Identify every line in the records below that contains the word "startade", and copy each of those lines.

---

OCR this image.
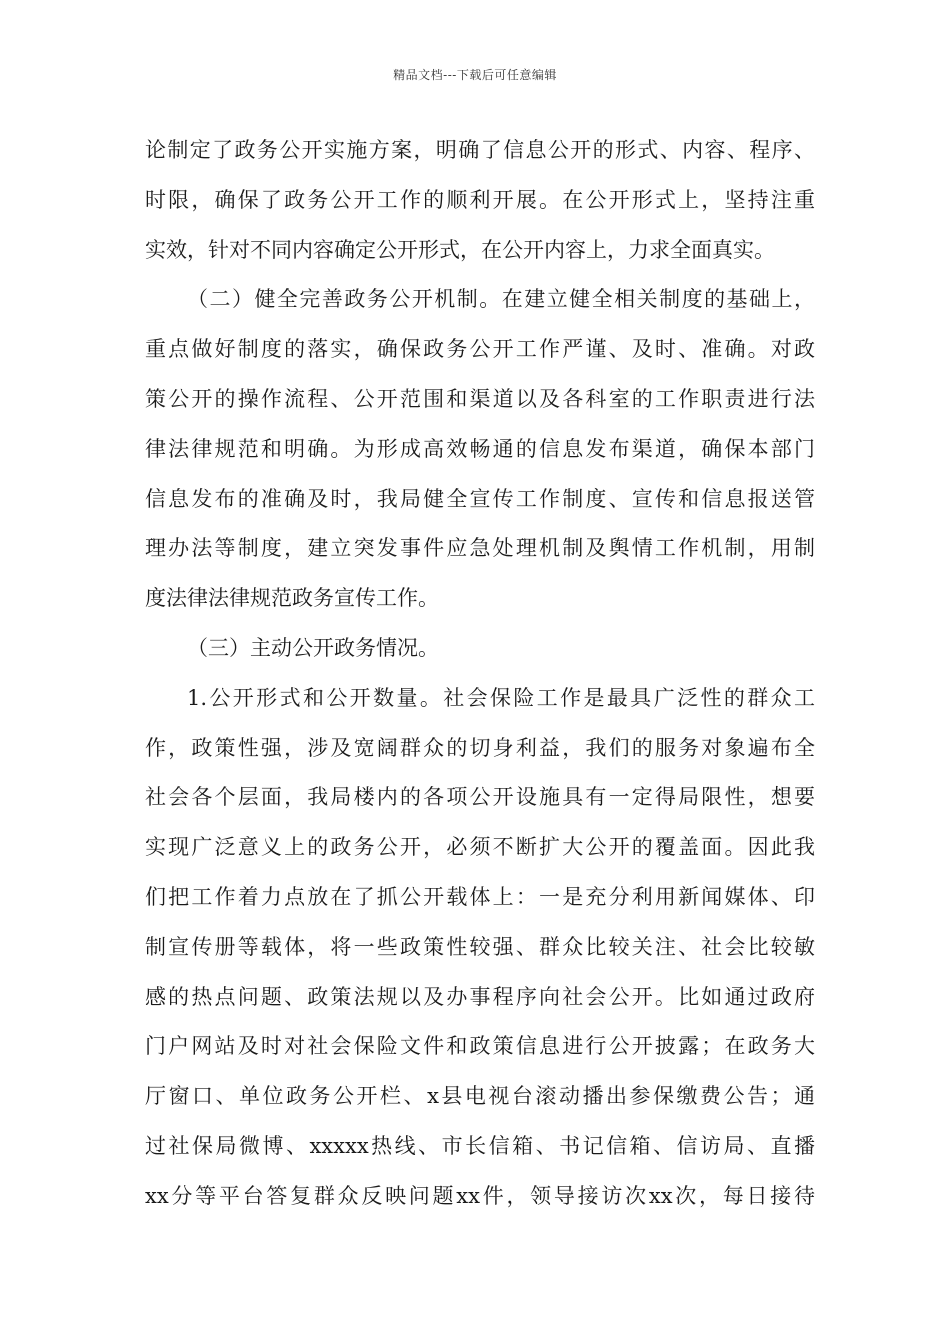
精品文档---下载后可任意编辑
论制定了政务公开实施方案，明确了信息公开的形式、内容、程序、
时限，确保了政务公开工作的顺利开展。在公开形式上，坚持注重
实效，针对不同内容确定公开形式，在公开内容上，力求全面真实。
（二）健全完善政务公开机制。在建立健全相关制度的基础上，
重点做好制度的落实，确保政务公开工作严谨、及时、准确。对政
策公开的操作流程、公开范围和渠道以及各科室的工作职责进行法
律法律规范和明确。为形成高效畅通的信息发布渠道，确保本部门
信息发布的准确及时，我局健全宣传工作制度、宣传和信息报送管
理办法等制度，建立突发事件应急处理机制及舆情工作机制，用制
度法律法律规范政务宣传工作。
（三）主动公开政务情况。
1.公开形式和公开数量。社会保险工作是最具广泛性的群众工
作，政策性强，涉及宽阔群众的切身利益，我们的服务对象遍布全
社会各个层面，我局楼内的各项公开设施具有一定得局限性，想要
实现广泛意义上的政务公开，必须不断扩大公开的覆盖面。因此我
们把工作着力点放在了抓公开载体上：一是充分利用新闻媒体、印
制宣传册等载体，将一些政策性较强、群众比较关注、社会比较敏
感的热点问题、政策法规以及办事程序向社会公开。比如通过政府
门户网站及时对社会保险文件和政策信息进行公开披露；在政务大
厅窗口、单位政务公开栏、x县电视台滚动播出参保缴费公告；通
过社保局微博、xxxxx热线、市长信箱、书记信箱、信访局、直播
xx分等平台答复群众反映问题xx件，领导接访次xx次，每日接待
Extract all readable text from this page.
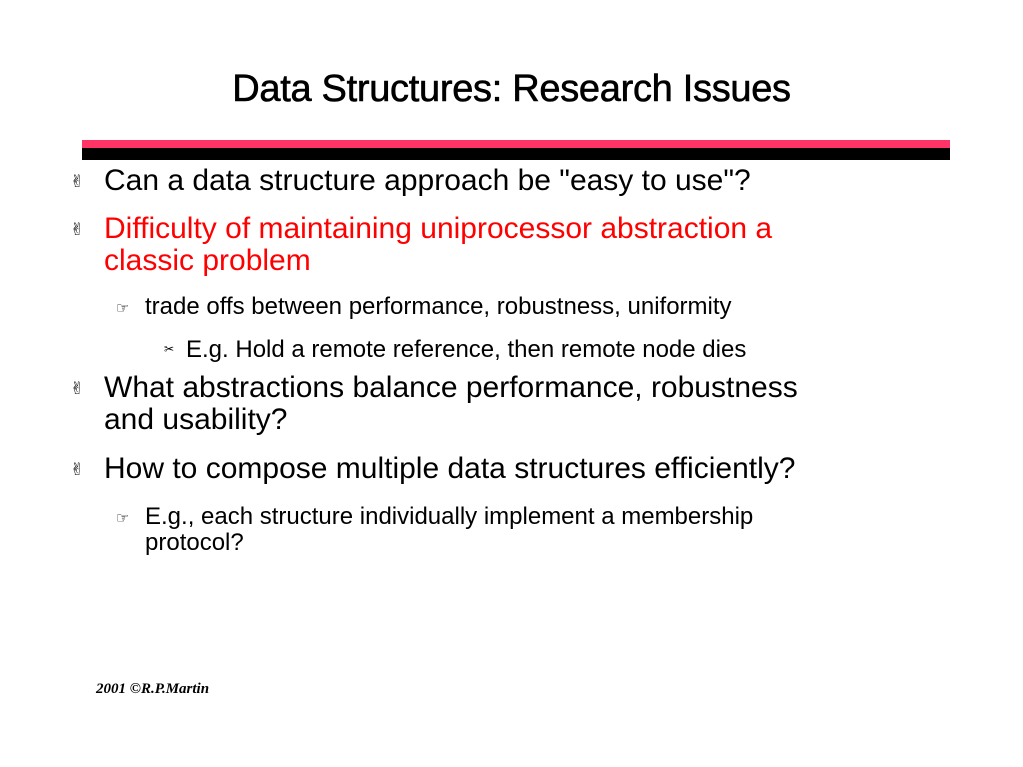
Data Structures: Research Issues
✌ Can a data structure approach be "easy to use"?
✌ Difficulty of maintaining uniprocessor abstraction a
classic problem
☞ trade offs between performance, robustness, uniformity
✂ E.g. Hold a remote reference, then remote node dies
✌ What abstractions balance performance, robustness
and usability?
✌ How to compose multiple data structures efficiently?
☞ E.g., each structure individually implement a membership
protocol?
2001 ©R.P.Martin
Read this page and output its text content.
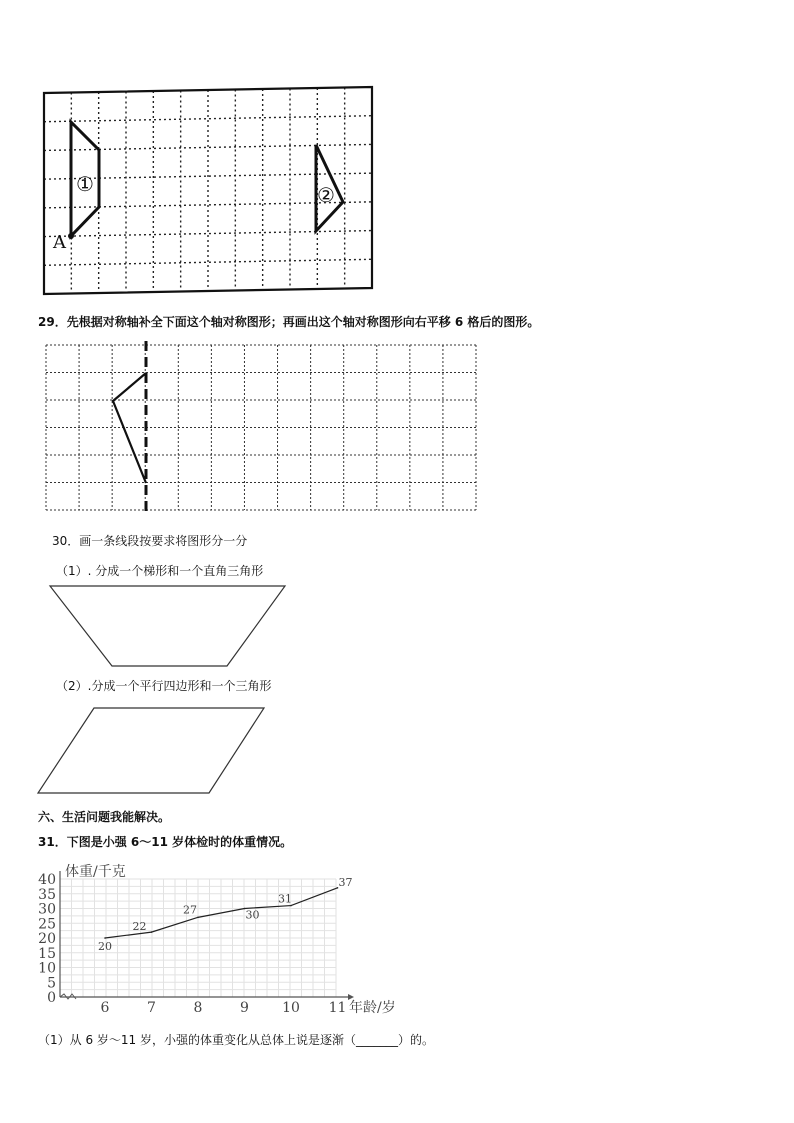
①	②
A
29．先根据对称轴补全下面这个轴对称图形；再画出这个轴对称图形向右平移 6 格后的图形。
30．画一条线段按要求将图形分一分
（1）. 分成一个梯形和一个直角三角形
（2）.分成一个平行四边形和一个三角形
六、生活问题我能解决。
31．下图是小强 6～11 岁体检时的体重情况。
0
5
10
15
20
25
30
35
40
6	7	8	9 10 11
20
22
27	30
31
37
体重/千克
年龄/岁
（1）从 6 岁～11 岁，小强的体重变化从总体上说是逐渐（_______）的。
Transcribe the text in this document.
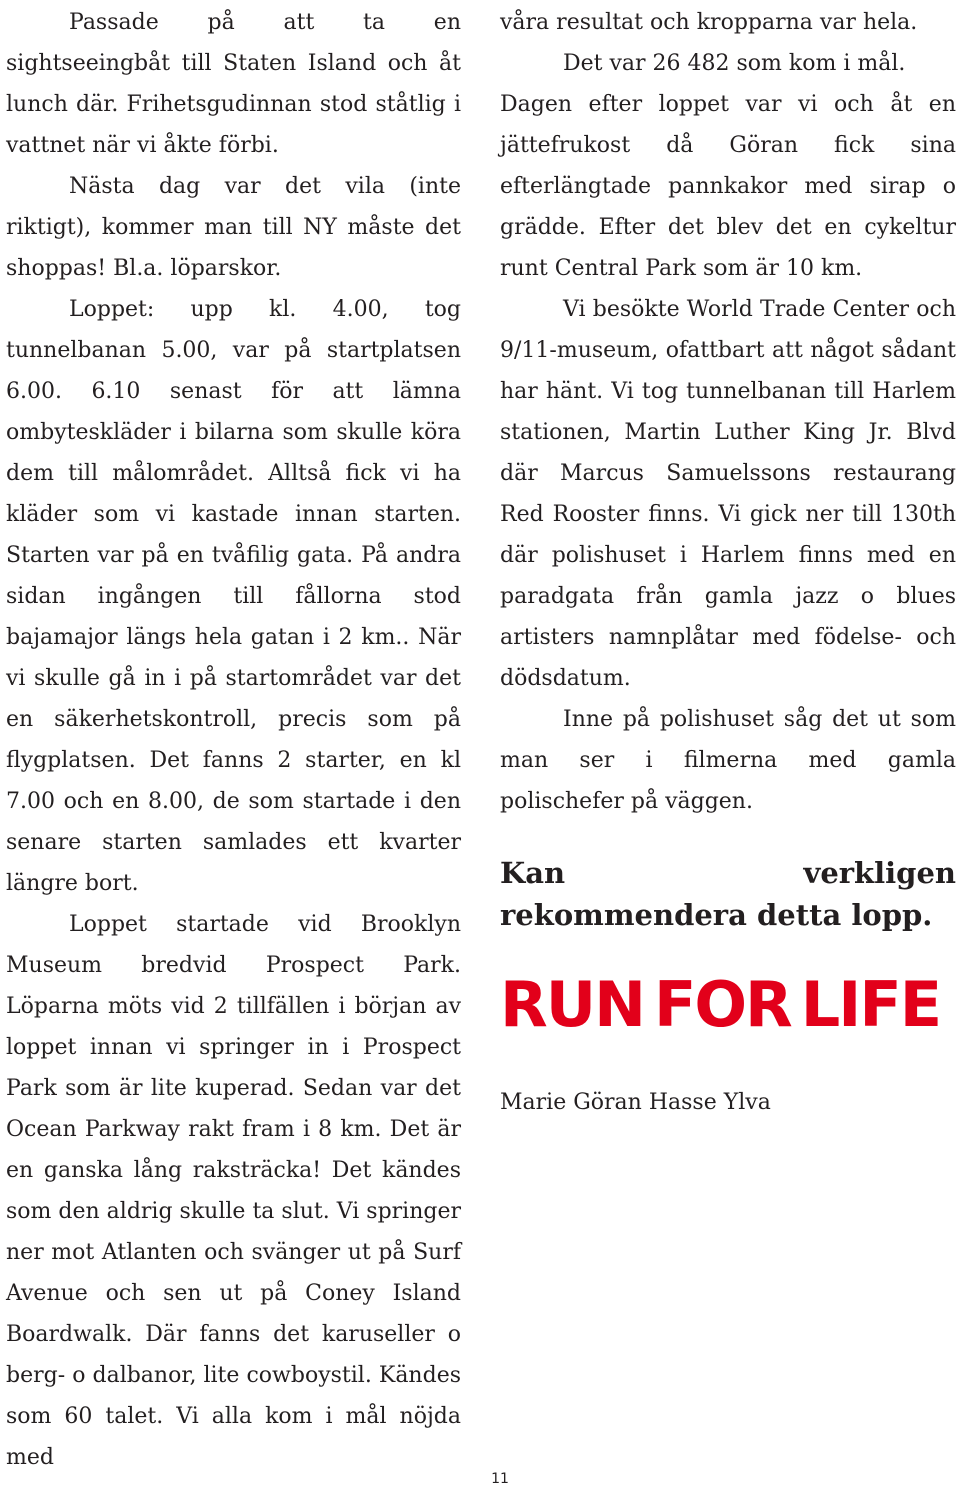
Passade på att ta en sightseeingbåt till Staten Island och åt lunch där. Frihetsgudinnan stod ståtlig i vattnet när vi åkte förbi.

Nästa dag var det vila (inte riktigt), kommer man till NY måste det shoppas! Bl.a. löparskor.

Loppet: upp kl. 4.00, tog tunnelbanan 5.00, var på startplatsen 6.00. 6.10 senast för att lämna ombyteskläder i bilarna som skulle köra dem till målområdet. Alltså fick vi ha kläder som vi kastade innan starten. Starten var på en tvåfilig gata. På andra sidan ingången till fållorna stod bajamajor längs hela gatan i 2 km.. När vi skulle gå in i på startområdet var det en säkerhetskontroll, precis som på flygplatsen. Det fanns 2 starter, en kl 7.00 och en 8.00, de som startade i den senare starten samlades ett kvarter längre bort.

Loppet startade vid Brooklyn Museum bredvid Prospect Park. Löparna möts vid 2 tillfällen i början av loppet innan vi springer in i Prospect Park som är lite kuperad. Sedan var det Ocean Parkway rakt fram i 8 km. Det är en ganska lång raksträcka! Det kändes som den aldrig skulle ta slut. Vi springer ner mot Atlanten och svänger ut på Surf Avenue och sen ut på Coney Island Boardwalk. Där fanns det karuseller o berg- o dalbanor, lite cowboystil. Kändes som 60 talet. Vi alla kom i mål nöjda med

våra resultat och kropparna var hela.

Det var 26 482 som kom i mål.

Dagen efter loppet var vi och åt en jättefrukost då Göran fick sina efterlängtade pannkakor med sirap o grädde. Efter det blev det en cykeltur runt Central Park som är 10 km.

Vi besökte World Trade Center och 9/11-museum, ofattbart att något sådant har hänt. Vi tog tunnelbanan till Harlem stationen, Martin Luther King Jr. Blvd där Marcus Samuelssons restaurang Red Rooster finns. Vi gick ner till 130th där polishuset i Harlem finns med en paradgata från gamla jazz o blues artisters namnplåtar med födelse- och dödsdatum.

Inne på polishuset såg det ut som man ser i filmerna med gamla polischefer på väggen.

Kan verkligen rekommendera detta lopp.
RUN FOR LIFE

Marie Göran Hasse Ylva

11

---

• Correct output:
Loppet: upp kl. 4.00, tog tunnelbanan 5.00, var på startplatsen 6.00. 6.10 senast för att lämna ombyteskläder i bilarna som skulle köra dem till målområdet. Alltså fick vi ha kläder som vi kastade innan starten. Starten var på en tvåfilig gata. På andra sidan ingången till fållorna stod bajamajor längs hela gatan i 2 km.. När vi skulle gå in i på startområdet var det en säkerhetskontroll, precis som på flygplatsen. Det fanns 2 starter, en kl 7.00 och en 8.00, de som startade i den senare starten samlades ett kvarter längre bort.
Loppet startade vid Brooklyn Museum bredvid Prospect Park. Löparna möts vid 2 tillfällen i början av loppet innan vi springer in i Prospect Park som är lite kuperad. Sedan var det Ocean Parkway rakt fram i 8 km. Det är en ganska lång raksträcka! Det kändes som den aldrig skulle ta slut. Vi springer ner mot Atlanten och svänger ut på Surf Avenue och sen ut på Coney Island Boardwalk. Där fanns det karuseller o berg- o dalbanor, lite cowboystil. Kändes som 60 talet. Vi alla kom i mål nöjda med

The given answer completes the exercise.